JOB
Find the lines with "title" in them and copy them out.
━━ DATASET ━━
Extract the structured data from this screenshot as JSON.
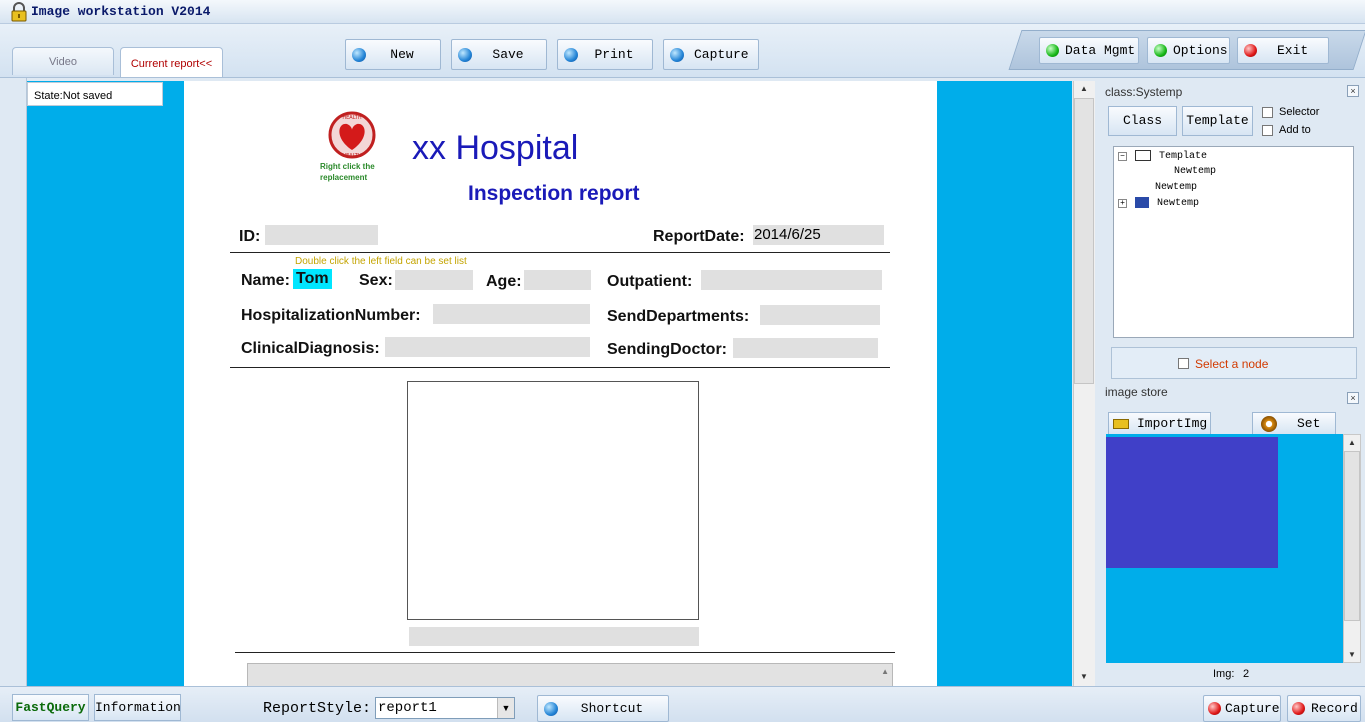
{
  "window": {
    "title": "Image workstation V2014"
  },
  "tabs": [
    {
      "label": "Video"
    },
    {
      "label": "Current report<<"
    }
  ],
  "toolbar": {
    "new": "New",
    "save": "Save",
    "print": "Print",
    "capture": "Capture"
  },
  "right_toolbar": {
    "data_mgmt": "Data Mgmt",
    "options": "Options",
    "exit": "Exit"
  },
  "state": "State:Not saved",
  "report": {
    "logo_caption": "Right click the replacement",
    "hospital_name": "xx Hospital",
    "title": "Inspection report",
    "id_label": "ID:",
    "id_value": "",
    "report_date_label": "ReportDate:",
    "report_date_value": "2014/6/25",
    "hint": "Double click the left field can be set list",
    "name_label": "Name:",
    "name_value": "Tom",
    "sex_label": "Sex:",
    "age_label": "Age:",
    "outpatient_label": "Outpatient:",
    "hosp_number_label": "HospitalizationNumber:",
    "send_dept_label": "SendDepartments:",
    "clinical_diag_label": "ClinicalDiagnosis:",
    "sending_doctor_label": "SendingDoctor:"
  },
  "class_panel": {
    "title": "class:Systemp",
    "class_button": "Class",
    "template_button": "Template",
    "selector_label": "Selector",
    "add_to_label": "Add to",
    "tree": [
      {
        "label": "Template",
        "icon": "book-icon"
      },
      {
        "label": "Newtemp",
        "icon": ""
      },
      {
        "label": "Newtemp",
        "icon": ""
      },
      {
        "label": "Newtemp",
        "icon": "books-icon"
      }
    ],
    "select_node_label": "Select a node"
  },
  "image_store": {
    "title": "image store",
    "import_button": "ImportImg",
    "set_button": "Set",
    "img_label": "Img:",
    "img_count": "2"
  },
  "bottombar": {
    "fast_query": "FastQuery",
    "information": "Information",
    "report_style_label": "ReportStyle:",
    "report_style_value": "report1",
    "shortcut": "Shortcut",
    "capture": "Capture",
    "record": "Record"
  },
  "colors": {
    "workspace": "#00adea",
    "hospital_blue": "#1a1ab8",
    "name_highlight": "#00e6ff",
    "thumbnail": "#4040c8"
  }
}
━━━
━━ DATASET ━━
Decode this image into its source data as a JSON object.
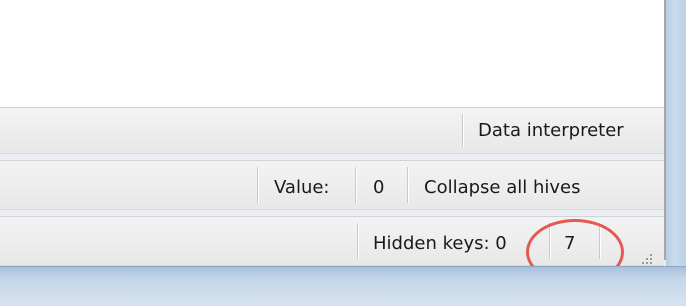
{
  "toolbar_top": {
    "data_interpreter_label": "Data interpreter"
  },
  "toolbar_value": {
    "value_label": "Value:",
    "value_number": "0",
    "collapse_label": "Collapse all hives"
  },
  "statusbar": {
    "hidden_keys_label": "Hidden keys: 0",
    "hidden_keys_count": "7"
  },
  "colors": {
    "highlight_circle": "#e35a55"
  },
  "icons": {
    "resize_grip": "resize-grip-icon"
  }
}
━━━
━━ DATASET ━━
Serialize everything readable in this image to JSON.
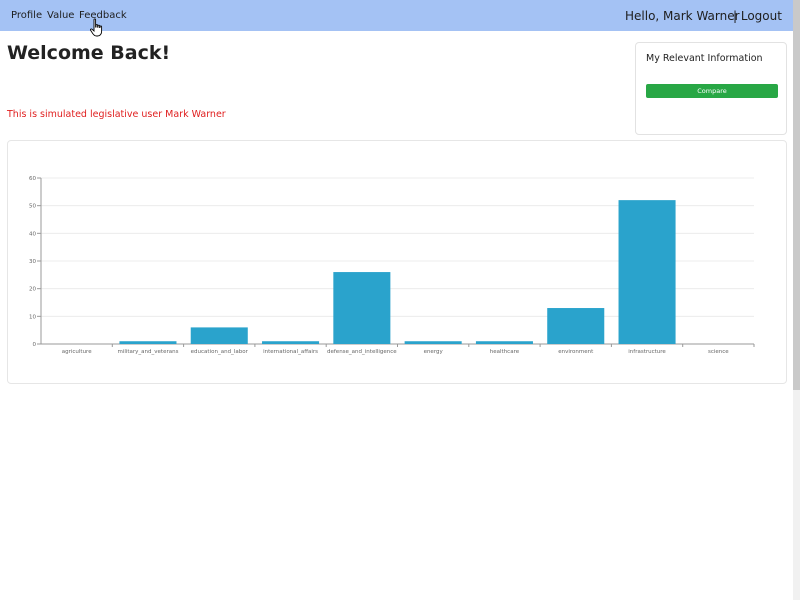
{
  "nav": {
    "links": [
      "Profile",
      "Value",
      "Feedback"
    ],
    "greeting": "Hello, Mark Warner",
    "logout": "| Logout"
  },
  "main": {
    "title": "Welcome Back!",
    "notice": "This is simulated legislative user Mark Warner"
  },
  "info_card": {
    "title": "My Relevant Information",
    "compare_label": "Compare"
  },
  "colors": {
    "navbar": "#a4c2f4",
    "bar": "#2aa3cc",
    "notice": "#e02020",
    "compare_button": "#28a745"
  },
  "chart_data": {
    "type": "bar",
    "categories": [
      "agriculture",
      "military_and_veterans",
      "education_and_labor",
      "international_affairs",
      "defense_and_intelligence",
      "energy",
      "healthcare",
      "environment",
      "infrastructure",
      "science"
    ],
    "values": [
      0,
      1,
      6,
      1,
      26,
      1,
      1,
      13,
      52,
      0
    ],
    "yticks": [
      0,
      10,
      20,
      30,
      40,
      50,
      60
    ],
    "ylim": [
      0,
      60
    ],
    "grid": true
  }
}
━━━
EXPECTED ANSWER
    "title": "Image workstation V2014"
    "title": "Inspection report",
    "title": "class:Systemp",
    "title": "image store",
    "title": "Welcome Back!",
    "title": "My Relevant Information",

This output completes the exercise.